- The exercise: Below are the records. Count the lines containing the string "Encuesta", and reply with the number alone.

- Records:
::::::::

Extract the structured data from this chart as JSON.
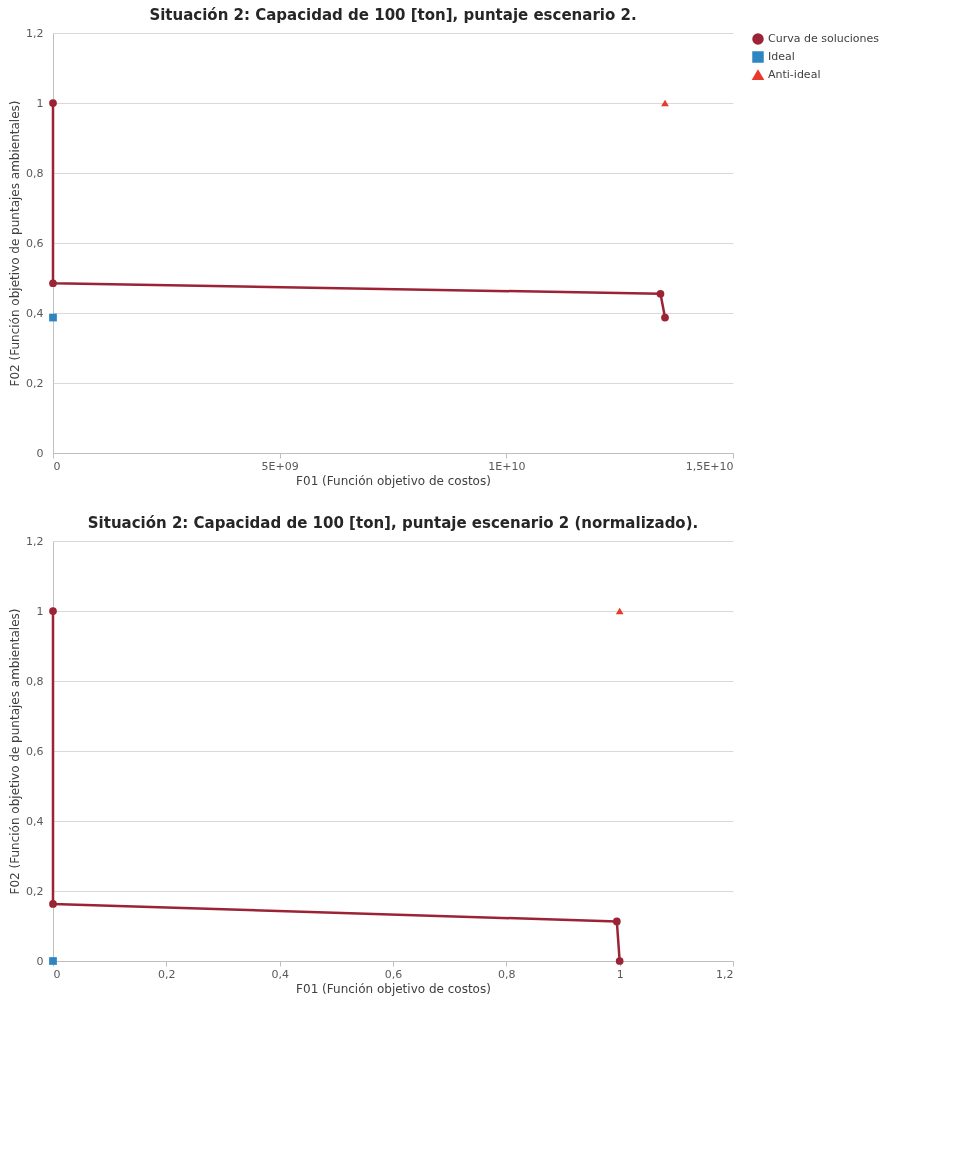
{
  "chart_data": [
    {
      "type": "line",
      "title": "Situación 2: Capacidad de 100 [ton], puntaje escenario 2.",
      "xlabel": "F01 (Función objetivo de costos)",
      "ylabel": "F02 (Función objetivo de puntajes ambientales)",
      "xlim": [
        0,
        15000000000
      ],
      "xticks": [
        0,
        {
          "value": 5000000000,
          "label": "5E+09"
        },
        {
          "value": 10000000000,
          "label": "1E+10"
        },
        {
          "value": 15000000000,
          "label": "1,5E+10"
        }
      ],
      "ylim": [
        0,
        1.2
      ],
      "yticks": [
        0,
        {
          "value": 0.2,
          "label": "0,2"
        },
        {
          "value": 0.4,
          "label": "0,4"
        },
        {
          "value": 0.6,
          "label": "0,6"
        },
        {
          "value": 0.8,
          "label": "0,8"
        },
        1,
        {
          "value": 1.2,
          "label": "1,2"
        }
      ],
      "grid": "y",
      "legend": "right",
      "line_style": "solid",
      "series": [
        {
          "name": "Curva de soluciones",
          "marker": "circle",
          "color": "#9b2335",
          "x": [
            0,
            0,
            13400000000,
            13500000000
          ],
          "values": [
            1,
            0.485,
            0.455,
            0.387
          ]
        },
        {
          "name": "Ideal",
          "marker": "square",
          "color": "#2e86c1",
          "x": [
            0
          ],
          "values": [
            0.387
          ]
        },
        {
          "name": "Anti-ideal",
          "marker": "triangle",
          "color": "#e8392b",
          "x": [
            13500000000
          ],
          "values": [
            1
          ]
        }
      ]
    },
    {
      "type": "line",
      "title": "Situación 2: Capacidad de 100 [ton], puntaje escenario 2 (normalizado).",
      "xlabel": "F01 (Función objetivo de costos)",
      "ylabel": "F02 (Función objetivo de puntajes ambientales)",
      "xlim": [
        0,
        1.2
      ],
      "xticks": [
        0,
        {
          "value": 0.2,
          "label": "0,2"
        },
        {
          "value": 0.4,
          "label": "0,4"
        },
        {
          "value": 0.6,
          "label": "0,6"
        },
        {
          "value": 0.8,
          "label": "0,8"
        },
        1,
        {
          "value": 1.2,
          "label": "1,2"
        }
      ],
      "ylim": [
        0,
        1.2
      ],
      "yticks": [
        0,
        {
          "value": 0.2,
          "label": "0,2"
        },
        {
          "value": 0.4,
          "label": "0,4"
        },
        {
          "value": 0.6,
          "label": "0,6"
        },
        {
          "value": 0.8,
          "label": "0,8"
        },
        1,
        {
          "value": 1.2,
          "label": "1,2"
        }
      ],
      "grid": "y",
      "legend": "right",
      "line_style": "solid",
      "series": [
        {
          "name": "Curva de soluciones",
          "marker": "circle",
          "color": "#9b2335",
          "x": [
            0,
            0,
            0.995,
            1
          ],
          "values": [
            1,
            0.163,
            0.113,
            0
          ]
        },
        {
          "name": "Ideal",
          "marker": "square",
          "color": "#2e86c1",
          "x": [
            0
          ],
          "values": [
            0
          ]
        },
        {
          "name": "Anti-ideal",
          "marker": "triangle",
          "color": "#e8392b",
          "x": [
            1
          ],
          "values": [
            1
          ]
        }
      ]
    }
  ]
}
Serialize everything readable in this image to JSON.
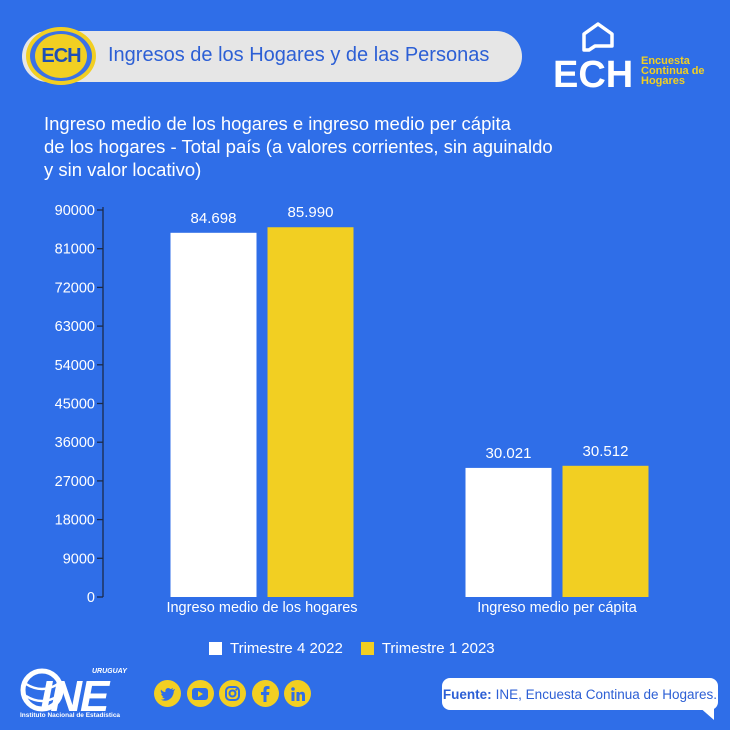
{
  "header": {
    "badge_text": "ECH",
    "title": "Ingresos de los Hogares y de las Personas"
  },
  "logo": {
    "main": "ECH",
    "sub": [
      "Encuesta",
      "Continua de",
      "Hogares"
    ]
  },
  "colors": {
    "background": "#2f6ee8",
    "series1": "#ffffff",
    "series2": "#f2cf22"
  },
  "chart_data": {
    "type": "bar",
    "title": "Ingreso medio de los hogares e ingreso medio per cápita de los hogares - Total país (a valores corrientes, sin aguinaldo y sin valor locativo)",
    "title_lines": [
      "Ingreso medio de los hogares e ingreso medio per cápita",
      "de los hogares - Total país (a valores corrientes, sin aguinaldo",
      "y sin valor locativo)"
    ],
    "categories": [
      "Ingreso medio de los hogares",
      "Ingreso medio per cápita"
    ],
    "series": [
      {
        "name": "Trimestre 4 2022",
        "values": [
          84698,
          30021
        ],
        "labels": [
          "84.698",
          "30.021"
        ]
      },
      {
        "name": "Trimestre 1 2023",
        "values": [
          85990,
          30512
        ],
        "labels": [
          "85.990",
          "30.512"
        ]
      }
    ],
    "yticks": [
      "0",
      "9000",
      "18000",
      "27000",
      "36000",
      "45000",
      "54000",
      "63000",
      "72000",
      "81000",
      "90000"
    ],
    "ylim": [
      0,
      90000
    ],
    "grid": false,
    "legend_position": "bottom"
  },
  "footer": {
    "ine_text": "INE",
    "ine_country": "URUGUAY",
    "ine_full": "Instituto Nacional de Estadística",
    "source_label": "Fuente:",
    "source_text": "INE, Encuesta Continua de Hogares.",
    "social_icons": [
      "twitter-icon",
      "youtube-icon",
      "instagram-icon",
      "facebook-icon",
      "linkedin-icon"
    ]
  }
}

::::::::

- Full answer: 2